Pick out each line containing the string "title".

━━━━

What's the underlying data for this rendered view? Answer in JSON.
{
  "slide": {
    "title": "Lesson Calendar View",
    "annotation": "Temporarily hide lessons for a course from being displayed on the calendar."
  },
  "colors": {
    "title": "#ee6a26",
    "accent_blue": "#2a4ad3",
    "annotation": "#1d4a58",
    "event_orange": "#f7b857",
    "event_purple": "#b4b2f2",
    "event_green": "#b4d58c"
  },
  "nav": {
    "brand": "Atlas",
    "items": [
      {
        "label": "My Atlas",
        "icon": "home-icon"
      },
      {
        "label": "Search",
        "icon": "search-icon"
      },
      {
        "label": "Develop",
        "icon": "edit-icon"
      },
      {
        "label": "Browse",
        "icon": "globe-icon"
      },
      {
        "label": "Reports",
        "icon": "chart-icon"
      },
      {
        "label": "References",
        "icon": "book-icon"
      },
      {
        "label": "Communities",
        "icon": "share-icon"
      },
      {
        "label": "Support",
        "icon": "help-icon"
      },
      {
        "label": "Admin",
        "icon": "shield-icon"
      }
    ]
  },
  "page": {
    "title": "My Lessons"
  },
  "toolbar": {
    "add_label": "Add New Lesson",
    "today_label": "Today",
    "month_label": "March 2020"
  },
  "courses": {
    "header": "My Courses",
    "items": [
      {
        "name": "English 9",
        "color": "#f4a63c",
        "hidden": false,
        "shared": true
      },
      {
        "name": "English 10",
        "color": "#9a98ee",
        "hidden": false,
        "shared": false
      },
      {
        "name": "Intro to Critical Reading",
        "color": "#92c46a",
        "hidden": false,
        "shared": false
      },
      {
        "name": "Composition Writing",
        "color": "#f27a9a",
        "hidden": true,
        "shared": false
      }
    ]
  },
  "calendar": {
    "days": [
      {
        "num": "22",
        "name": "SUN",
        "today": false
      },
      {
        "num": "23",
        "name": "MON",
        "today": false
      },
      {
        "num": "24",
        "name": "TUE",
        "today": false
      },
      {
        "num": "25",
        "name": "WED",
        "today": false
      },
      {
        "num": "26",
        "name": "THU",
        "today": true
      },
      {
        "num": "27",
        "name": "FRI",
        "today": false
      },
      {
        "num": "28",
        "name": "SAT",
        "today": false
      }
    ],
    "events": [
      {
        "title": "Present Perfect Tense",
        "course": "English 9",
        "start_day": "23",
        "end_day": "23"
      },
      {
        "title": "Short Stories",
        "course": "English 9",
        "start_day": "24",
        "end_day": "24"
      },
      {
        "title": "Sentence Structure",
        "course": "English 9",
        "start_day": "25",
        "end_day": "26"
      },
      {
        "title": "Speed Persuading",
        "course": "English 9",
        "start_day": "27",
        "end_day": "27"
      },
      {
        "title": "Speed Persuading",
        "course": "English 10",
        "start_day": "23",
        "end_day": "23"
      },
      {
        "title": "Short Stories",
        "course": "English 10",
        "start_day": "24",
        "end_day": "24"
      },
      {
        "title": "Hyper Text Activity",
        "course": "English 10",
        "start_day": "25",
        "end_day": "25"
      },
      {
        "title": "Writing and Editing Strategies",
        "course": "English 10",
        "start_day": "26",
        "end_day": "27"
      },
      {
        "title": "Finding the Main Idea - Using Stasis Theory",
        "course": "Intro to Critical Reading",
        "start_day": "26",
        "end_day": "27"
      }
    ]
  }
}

━━━━

**Answer to the task**
    "title": "Lesson Calendar View",
    "title": "#ee6a26",
    "title": "My Lessons"
        "title": "Present Perfect Tense",
        "title": "Short Stories",
        "title": "Sentence Structure",
        "title": "Speed Persuading",
        "title": "Speed Persuading",
        "title": "Short Stories",
        "title": "Hyper Text Activity",
        "title": "Writing and Editing Strategies",
        "title": "Finding the Main Idea - Using Stasis Theory",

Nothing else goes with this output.